**Task**.
Could you return each line from the one bearing "Parse this screenshot: output" through the last line of the entries, exactly as it stands, with no pictures?

(Dataset records)

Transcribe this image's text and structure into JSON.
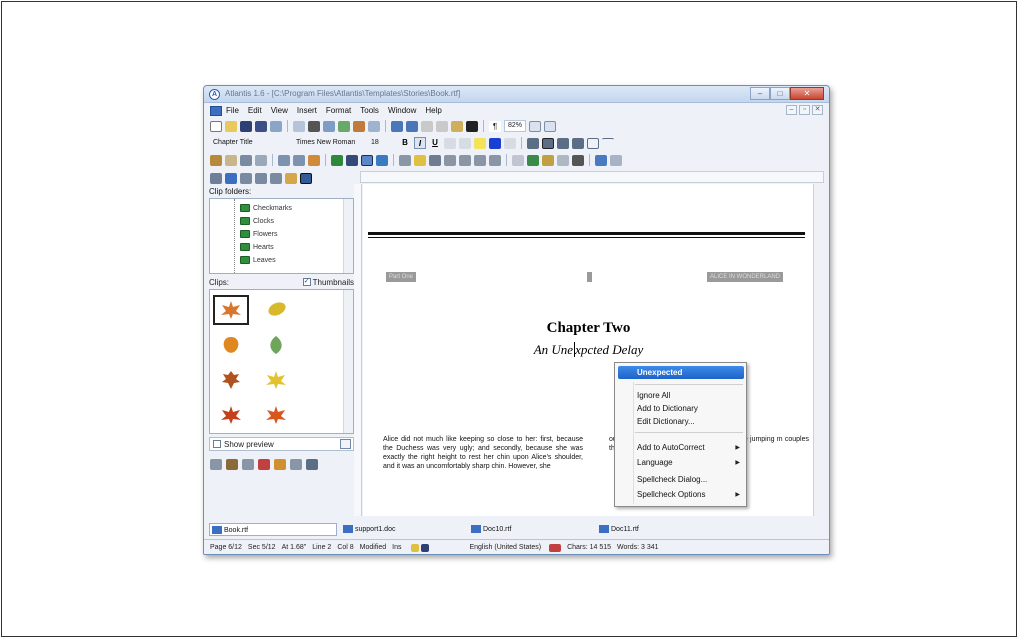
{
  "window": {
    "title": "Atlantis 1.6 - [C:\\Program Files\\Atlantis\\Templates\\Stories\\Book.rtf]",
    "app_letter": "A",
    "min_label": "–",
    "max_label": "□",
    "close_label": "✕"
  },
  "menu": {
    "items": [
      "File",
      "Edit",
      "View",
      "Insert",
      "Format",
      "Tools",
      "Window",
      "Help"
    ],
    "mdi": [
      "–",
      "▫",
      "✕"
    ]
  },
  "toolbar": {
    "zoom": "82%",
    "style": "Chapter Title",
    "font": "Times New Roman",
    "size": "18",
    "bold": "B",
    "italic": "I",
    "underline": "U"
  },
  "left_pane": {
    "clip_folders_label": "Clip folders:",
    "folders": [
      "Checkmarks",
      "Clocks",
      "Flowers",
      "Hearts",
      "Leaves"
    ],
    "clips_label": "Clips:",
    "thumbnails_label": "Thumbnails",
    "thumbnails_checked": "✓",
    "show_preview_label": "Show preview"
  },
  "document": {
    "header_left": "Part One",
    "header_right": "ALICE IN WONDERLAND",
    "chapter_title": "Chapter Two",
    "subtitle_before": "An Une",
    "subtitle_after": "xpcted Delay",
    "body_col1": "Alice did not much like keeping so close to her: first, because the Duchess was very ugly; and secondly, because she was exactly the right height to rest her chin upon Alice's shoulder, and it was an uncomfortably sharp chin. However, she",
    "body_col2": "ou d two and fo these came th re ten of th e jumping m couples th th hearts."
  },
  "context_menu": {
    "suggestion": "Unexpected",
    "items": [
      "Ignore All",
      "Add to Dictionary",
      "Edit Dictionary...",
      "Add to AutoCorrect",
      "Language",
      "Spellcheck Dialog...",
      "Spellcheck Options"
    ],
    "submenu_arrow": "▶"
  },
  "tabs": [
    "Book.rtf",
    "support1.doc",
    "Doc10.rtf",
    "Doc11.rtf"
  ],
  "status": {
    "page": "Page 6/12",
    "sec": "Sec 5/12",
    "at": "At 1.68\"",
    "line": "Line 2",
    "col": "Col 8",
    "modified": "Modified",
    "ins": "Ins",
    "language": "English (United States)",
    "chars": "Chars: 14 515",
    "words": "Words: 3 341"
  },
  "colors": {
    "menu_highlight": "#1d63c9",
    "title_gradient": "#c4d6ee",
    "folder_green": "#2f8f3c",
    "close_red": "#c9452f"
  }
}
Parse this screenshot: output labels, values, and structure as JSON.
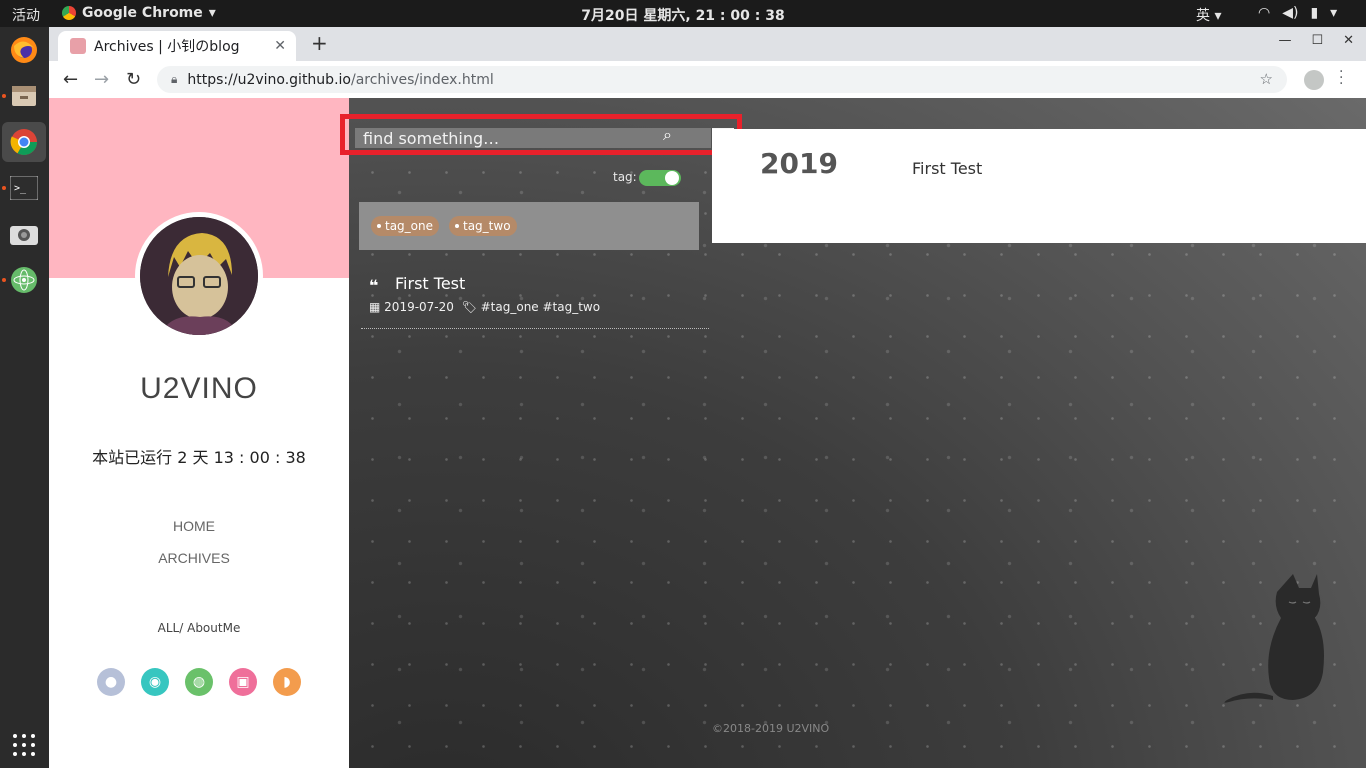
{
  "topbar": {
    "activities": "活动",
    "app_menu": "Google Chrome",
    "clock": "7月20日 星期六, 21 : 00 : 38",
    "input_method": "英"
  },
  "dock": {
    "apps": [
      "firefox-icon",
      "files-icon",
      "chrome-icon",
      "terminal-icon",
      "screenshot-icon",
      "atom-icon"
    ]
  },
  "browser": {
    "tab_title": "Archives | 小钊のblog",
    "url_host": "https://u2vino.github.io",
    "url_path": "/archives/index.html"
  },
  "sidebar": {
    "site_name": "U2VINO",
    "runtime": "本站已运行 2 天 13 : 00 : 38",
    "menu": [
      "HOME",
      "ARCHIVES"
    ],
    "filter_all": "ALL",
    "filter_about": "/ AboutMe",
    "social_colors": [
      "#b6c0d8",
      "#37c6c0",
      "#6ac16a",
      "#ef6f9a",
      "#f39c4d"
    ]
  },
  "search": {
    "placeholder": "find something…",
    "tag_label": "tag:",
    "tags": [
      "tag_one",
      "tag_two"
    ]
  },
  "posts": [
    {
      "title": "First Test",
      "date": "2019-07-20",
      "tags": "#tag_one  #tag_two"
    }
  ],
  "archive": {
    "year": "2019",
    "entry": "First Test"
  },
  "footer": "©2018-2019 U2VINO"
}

**Written answer**.
Parse this screenshot: output labels, values, and structure as JSON.
{
  "topbar": {
    "activities": "活动",
    "app_menu": "Google Chrome",
    "clock": "7月20日 星期六, 21 : 00 : 38",
    "input_method": "英"
  },
  "dock": {
    "apps": [
      "firefox-icon",
      "files-icon",
      "chrome-icon",
      "terminal-icon",
      "screenshot-icon",
      "atom-icon"
    ]
  },
  "browser": {
    "tab_title": "Archives | 小钊のblog",
    "url_host": "https://u2vino.github.io",
    "url_path": "/archives/index.html"
  },
  "sidebar": {
    "site_name": "U2VINO",
    "runtime": "本站已运行 2 天 13 : 00 : 38",
    "menu": [
      "HOME",
      "ARCHIVES"
    ],
    "filter_all": "ALL",
    "filter_about": "/ AboutMe",
    "social_colors": [
      "#b6c0d8",
      "#37c6c0",
      "#6ac16a",
      "#ef6f9a",
      "#f39c4d"
    ]
  },
  "search": {
    "placeholder": "find something…",
    "tag_label": "tag:",
    "tags": [
      "tag_one",
      "tag_two"
    ]
  },
  "posts": [
    {
      "title": "First Test",
      "date": "2019-07-20",
      "tags": "#tag_one  #tag_two"
    }
  ],
  "archive": {
    "year": "2019",
    "entry": "First Test"
  },
  "footer": "©2018-2019 U2VINO"
}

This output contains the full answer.